[start Task data]

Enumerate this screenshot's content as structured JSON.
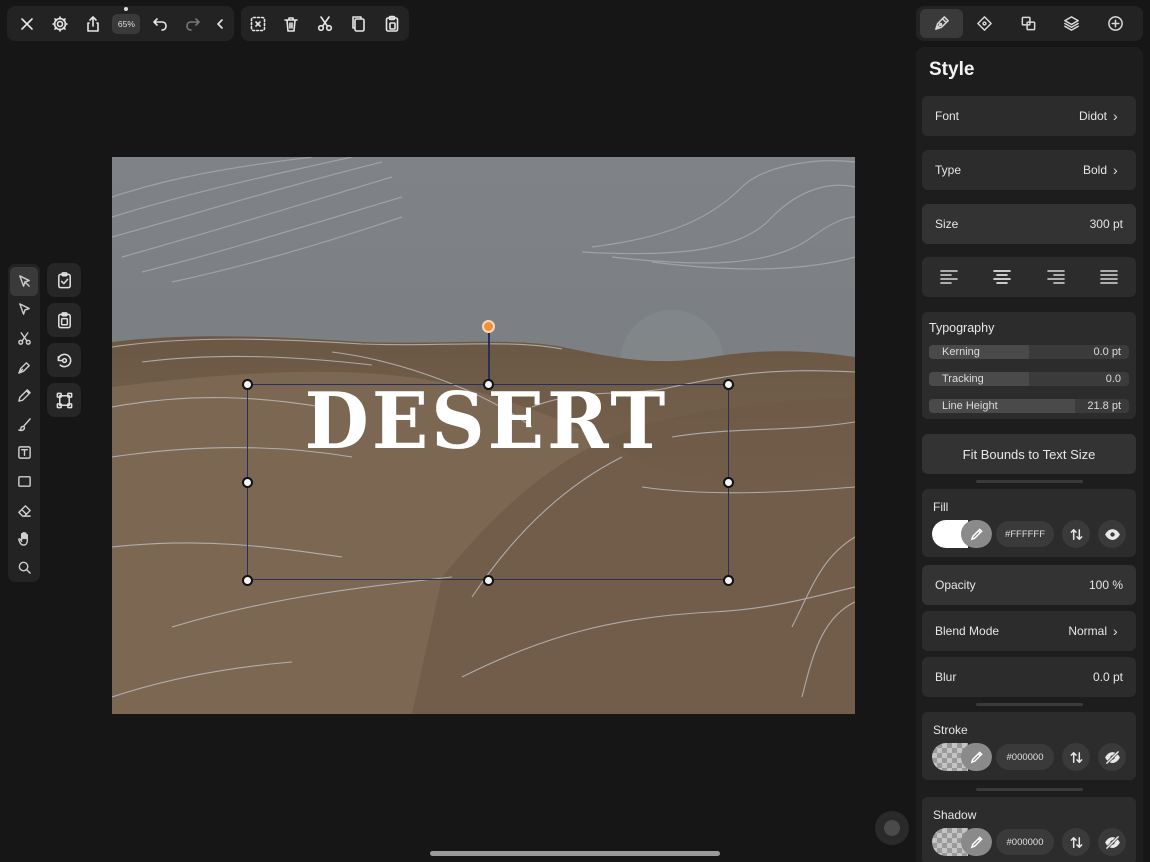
{
  "toolbar": {
    "zoom": "65%",
    "buttons_left": [
      "close-icon",
      "gear-icon",
      "share-icon",
      "zoom-badge",
      "undo-icon",
      "redo-icon",
      "collapse-icon"
    ],
    "buttons_right": [
      "deselect-icon",
      "trash-icon",
      "scissors-icon",
      "copy-icon",
      "paste-icon"
    ]
  },
  "left_tools": [
    "select-arrow-icon",
    "node-arrow-icon",
    "scissors-icon",
    "pen-icon",
    "pencil-icon",
    "brush-icon",
    "text-tool-icon",
    "rectangle-icon",
    "eraser-icon",
    "hand-icon",
    "zoom-icon"
  ],
  "quick_actions": [
    "checklist-icon",
    "clipboard-icon",
    "rotate-icon",
    "transform-icon"
  ],
  "canvas": {
    "text": "DESERT",
    "text_color": "#FFFFFF",
    "accent": "#F0913A"
  },
  "inspector_tabs": [
    "style-brush-icon",
    "node-diamond-icon",
    "boolean-icon",
    "layers-icon",
    "add-icon"
  ],
  "panel": {
    "title": "Style",
    "font": {
      "label": "Font",
      "value": "Didot"
    },
    "type": {
      "label": "Type",
      "value": "Bold"
    },
    "size": {
      "label": "Size",
      "value": "300 pt"
    },
    "alignment": [
      "align-left-icon",
      "align-center-icon",
      "align-right-icon",
      "align-justify-icon"
    ],
    "typography": {
      "title": "Typography",
      "kerning": {
        "label": "Kerning",
        "value": "0.0 pt",
        "fill": 0.5
      },
      "tracking": {
        "label": "Tracking",
        "value": "0.0",
        "fill": 0.5
      },
      "line_height": {
        "label": "Line Height",
        "value": "21.8 pt",
        "fill": 0.73
      }
    },
    "fit_bounds": "Fit Bounds to Text Size",
    "fill": {
      "title": "Fill",
      "hex": "#FFFFFF"
    },
    "opacity": {
      "label": "Opacity",
      "value": "100 %"
    },
    "blend_mode": {
      "label": "Blend Mode",
      "value": "Normal"
    },
    "blur": {
      "label": "Blur",
      "value": "0.0 pt"
    },
    "stroke": {
      "title": "Stroke",
      "hex": "#000000"
    },
    "shadow": {
      "title": "Shadow",
      "hex": "#000000"
    }
  }
}
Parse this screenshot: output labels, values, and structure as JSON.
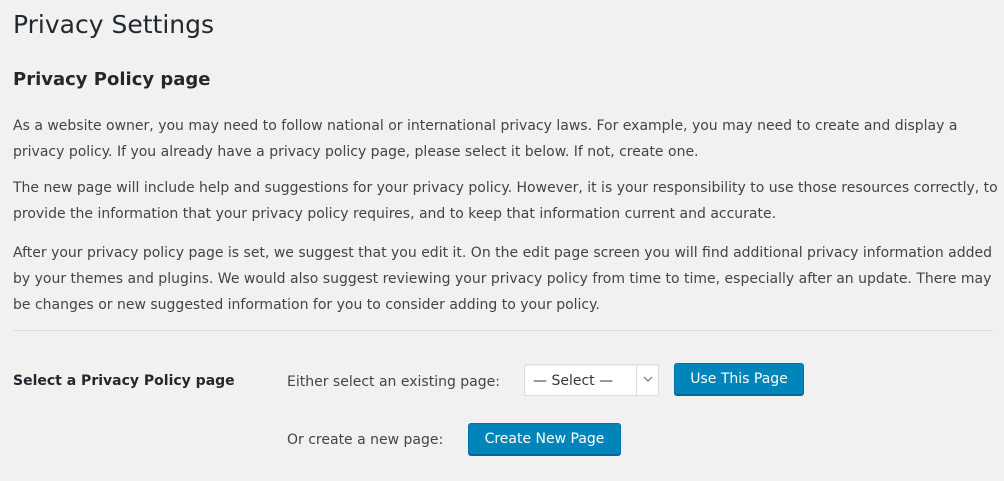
{
  "page": {
    "title": "Privacy Settings"
  },
  "section": {
    "title": "Privacy Policy page",
    "paragraphs": [
      "As a website owner, you may need to follow national or international privacy laws. For example, you may need to create and display a privacy policy. If you already have a privacy policy page, please select it below. If not, create one.",
      "The new page will include help and suggestions for your privacy policy. However, it is your responsibility to use those resources correctly, to provide the information that your privacy policy requires, and to keep that information current and accurate.",
      "After your privacy policy page is set, we suggest that you edit it. On the edit page screen you will find additional privacy information added by your themes and plugins. We would also suggest reviewing your privacy policy from time to time, especially after an update. There may be changes or new suggested information for you to consider adding to your policy."
    ]
  },
  "form": {
    "row_label": "Select a Privacy Policy page",
    "existing_label": "Either select an existing page:",
    "select_value": "— Select —",
    "use_button": "Use This Page",
    "create_label": "Or create a new page:",
    "create_button": "Create New Page"
  },
  "colors": {
    "background": "#f1f1f1",
    "button_primary": "#0085ba",
    "text": "#444444"
  }
}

[end Task data]

Instruction ▸
Without the pictures, restate all the entries above exactly.

Response to the exercise ▸
Enumerate this screenshot's content as structured JSON.
{
  "toolbar": {
    "zoom": "65%",
    "buttons_left": [
      "close-icon",
      "gear-icon",
      "share-icon",
      "zoom-badge",
      "undo-icon",
      "redo-icon",
      "collapse-icon"
    ],
    "buttons_right": [
      "deselect-icon",
      "trash-icon",
      "scissors-icon",
      "copy-icon",
      "paste-icon"
    ]
  },
  "left_tools": [
    "select-arrow-icon",
    "node-arrow-icon",
    "scissors-icon",
    "pen-icon",
    "pencil-icon",
    "brush-icon",
    "text-tool-icon",
    "rectangle-icon",
    "eraser-icon",
    "hand-icon",
    "zoom-icon"
  ],
  "quick_actions": [
    "checklist-icon",
    "clipboard-icon",
    "rotate-icon",
    "transform-icon"
  ],
  "canvas": {
    "text": "DESERT",
    "text_color": "#FFFFFF",
    "accent": "#F0913A"
  },
  "inspector_tabs": [
    "style-brush-icon",
    "node-diamond-icon",
    "boolean-icon",
    "layers-icon",
    "add-icon"
  ],
  "panel": {
    "title": "Style",
    "font": {
      "label": "Font",
      "value": "Didot"
    },
    "type": {
      "label": "Type",
      "value": "Bold"
    },
    "size": {
      "label": "Size",
      "value": "300 pt"
    },
    "alignment": [
      "align-left-icon",
      "align-center-icon",
      "align-right-icon",
      "align-justify-icon"
    ],
    "typography": {
      "title": "Typography",
      "kerning": {
        "label": "Kerning",
        "value": "0.0 pt",
        "fill": 0.5
      },
      "tracking": {
        "label": "Tracking",
        "value": "0.0",
        "fill": 0.5
      },
      "line_height": {
        "label": "Line Height",
        "value": "21.8 pt",
        "fill": 0.73
      }
    },
    "fit_bounds": "Fit Bounds to Text Size",
    "fill": {
      "title": "Fill",
      "hex": "#FFFFFF"
    },
    "opacity": {
      "label": "Opacity",
      "value": "100 %"
    },
    "blend_mode": {
      "label": "Blend Mode",
      "value": "Normal"
    },
    "blur": {
      "label": "Blur",
      "value": "0.0 pt"
    },
    "stroke": {
      "title": "Stroke",
      "hex": "#000000"
    },
    "shadow": {
      "title": "Shadow",
      "hex": "#000000"
    }
  }
}
Parse this screenshot: output labels, values, and structure as JSON.
{
  "page": {
    "title": "Privacy Settings"
  },
  "section": {
    "title": "Privacy Policy page",
    "paragraphs": [
      "As a website owner, you may need to follow national or international privacy laws. For example, you may need to create and display a privacy policy. If you already have a privacy policy page, please select it below. If not, create one.",
      "The new page will include help and suggestions for your privacy policy. However, it is your responsibility to use those resources correctly, to provide the information that your privacy policy requires, and to keep that information current and accurate.",
      "After your privacy policy page is set, we suggest that you edit it. On the edit page screen you will find additional privacy information added by your themes and plugins. We would also suggest reviewing your privacy policy from time to time, especially after an update. There may be changes or new suggested information for you to consider adding to your policy."
    ]
  },
  "form": {
    "row_label": "Select a Privacy Policy page",
    "existing_label": "Either select an existing page:",
    "select_value": "— Select —",
    "use_button": "Use This Page",
    "create_label": "Or create a new page:",
    "create_button": "Create New Page"
  },
  "colors": {
    "background": "#f1f1f1",
    "button_primary": "#0085ba",
    "text": "#444444"
  }
}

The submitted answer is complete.